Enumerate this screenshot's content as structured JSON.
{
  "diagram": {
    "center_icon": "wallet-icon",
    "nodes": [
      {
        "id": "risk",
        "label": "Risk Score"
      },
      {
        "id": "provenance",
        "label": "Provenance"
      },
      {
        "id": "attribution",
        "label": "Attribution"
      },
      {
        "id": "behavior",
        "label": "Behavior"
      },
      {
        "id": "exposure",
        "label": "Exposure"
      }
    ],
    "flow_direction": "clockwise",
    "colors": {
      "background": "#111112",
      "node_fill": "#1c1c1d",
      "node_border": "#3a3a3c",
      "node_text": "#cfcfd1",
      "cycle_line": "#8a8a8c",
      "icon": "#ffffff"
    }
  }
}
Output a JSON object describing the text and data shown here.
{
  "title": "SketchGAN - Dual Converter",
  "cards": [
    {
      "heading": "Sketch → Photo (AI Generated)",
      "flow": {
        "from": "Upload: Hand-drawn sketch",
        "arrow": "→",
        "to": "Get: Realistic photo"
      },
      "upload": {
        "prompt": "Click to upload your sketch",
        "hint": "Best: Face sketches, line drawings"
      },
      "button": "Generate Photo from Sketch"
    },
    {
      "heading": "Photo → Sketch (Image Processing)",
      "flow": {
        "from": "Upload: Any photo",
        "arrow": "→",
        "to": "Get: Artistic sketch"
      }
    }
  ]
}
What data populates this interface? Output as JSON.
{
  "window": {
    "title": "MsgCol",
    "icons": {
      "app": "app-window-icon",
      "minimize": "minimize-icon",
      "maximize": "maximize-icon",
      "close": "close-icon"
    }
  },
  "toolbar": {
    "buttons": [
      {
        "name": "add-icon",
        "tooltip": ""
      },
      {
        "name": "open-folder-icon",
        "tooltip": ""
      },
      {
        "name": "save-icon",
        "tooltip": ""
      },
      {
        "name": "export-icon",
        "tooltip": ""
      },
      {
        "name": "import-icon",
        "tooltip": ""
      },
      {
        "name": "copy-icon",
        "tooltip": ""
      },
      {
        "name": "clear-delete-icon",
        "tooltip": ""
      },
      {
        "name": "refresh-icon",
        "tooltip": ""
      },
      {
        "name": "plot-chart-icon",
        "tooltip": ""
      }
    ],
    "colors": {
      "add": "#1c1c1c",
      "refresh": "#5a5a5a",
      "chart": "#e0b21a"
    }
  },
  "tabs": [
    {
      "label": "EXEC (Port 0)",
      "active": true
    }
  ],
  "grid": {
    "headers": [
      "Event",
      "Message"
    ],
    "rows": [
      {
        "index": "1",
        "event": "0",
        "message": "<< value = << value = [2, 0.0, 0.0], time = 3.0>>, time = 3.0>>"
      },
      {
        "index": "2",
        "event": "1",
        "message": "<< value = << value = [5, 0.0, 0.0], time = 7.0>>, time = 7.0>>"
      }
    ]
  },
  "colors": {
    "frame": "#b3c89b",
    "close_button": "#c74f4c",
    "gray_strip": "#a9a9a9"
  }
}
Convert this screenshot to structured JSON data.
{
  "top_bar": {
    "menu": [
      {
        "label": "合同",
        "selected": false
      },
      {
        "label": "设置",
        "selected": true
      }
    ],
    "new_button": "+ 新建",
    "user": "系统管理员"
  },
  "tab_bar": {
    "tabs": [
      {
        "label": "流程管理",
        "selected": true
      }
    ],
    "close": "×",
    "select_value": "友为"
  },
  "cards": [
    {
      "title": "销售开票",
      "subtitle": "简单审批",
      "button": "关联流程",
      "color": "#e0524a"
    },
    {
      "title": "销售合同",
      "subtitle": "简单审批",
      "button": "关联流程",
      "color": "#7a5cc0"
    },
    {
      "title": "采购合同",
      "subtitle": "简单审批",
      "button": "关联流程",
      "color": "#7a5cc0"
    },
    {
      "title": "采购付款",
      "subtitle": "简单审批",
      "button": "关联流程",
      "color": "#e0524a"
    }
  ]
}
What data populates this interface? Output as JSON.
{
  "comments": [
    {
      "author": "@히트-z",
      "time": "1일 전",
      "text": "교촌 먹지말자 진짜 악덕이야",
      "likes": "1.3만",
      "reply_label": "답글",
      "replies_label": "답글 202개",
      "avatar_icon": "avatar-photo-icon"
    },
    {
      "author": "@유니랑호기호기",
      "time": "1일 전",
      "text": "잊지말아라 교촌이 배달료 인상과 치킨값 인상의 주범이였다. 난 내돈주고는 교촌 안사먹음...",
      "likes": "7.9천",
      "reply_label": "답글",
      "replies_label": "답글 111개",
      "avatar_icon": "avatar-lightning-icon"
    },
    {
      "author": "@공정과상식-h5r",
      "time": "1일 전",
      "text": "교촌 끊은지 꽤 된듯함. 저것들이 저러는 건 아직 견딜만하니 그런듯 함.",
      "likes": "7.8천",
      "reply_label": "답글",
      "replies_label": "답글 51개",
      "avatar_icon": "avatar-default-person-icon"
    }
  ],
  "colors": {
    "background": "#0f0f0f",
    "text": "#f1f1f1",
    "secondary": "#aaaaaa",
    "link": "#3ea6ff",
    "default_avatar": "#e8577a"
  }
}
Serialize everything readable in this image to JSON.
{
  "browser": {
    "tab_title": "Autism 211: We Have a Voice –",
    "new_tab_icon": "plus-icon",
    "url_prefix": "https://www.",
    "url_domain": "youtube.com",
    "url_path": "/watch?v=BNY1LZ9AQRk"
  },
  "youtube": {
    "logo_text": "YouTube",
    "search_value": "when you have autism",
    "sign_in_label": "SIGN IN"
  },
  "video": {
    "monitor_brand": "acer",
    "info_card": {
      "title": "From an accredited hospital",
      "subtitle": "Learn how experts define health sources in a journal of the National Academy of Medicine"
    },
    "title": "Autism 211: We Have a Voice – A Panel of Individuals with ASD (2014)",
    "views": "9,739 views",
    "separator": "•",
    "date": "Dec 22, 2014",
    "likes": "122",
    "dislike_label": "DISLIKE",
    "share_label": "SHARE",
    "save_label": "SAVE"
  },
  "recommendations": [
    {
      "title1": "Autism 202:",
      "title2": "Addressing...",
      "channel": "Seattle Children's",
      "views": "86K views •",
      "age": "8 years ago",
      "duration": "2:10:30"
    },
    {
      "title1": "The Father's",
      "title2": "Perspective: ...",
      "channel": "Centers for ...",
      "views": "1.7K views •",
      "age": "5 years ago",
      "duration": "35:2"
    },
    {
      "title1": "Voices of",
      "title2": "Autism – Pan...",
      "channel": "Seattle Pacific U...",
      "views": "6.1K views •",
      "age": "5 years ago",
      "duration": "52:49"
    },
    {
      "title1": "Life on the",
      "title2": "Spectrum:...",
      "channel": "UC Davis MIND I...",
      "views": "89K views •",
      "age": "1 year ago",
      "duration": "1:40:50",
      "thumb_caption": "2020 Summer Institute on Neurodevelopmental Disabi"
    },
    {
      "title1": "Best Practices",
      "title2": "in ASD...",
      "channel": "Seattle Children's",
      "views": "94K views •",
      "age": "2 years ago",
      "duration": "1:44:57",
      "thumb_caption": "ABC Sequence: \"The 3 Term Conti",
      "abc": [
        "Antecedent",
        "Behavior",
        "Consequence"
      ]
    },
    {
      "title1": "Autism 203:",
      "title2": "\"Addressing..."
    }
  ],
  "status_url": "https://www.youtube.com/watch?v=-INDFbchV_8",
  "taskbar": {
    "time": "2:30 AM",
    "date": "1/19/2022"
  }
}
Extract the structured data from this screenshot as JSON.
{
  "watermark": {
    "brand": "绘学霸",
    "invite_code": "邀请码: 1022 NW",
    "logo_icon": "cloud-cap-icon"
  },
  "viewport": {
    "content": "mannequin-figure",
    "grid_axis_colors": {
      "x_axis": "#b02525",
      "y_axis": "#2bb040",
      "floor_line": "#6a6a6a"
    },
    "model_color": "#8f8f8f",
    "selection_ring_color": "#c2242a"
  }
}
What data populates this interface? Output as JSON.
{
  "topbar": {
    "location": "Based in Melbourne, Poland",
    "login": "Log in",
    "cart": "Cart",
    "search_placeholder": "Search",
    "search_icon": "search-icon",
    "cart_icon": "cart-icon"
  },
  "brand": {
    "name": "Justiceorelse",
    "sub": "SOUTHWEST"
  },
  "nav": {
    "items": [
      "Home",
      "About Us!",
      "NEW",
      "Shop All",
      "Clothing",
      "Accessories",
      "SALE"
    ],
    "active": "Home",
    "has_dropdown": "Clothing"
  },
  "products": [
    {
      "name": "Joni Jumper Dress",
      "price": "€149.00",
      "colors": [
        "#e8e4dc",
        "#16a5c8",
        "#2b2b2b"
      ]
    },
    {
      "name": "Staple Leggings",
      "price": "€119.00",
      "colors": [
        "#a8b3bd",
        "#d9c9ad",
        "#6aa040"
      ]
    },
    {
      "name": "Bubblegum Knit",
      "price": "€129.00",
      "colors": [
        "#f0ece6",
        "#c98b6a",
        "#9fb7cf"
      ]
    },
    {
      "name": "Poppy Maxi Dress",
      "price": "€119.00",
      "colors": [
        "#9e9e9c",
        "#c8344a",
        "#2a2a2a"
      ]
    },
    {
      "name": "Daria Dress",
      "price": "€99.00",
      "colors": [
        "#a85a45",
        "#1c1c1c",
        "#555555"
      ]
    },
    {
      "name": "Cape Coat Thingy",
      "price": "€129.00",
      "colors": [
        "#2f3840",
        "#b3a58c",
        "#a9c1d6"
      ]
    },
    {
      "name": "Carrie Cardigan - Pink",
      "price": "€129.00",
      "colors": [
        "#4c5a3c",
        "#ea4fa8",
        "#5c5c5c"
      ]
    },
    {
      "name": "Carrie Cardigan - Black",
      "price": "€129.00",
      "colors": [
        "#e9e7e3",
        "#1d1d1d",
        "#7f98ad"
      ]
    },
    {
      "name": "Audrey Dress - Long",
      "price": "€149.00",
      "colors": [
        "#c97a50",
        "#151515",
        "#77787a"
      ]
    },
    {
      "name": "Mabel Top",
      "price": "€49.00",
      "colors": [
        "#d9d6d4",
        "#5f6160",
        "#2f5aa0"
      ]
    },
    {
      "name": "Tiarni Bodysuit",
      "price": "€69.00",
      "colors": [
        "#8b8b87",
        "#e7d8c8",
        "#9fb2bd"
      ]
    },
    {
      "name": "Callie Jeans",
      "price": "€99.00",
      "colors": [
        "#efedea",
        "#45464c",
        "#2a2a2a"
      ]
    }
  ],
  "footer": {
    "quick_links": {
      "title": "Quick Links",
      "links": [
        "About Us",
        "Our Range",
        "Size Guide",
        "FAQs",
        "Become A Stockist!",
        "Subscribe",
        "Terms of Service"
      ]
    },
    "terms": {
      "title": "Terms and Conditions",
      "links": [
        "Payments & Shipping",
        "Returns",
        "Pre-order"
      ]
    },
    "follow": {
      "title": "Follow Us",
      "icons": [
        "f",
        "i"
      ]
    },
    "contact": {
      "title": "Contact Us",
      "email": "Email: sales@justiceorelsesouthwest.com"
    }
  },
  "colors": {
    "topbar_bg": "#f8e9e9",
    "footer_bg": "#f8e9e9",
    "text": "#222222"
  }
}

|---|

* Work to do *
Pick out the lines containing the string "screenshot".

* Task result *
Enumerate this screenshot's content as structured JSON.
Convert this screenshot to structured JSON data.
Extract the structured data from this screenshot as JSON.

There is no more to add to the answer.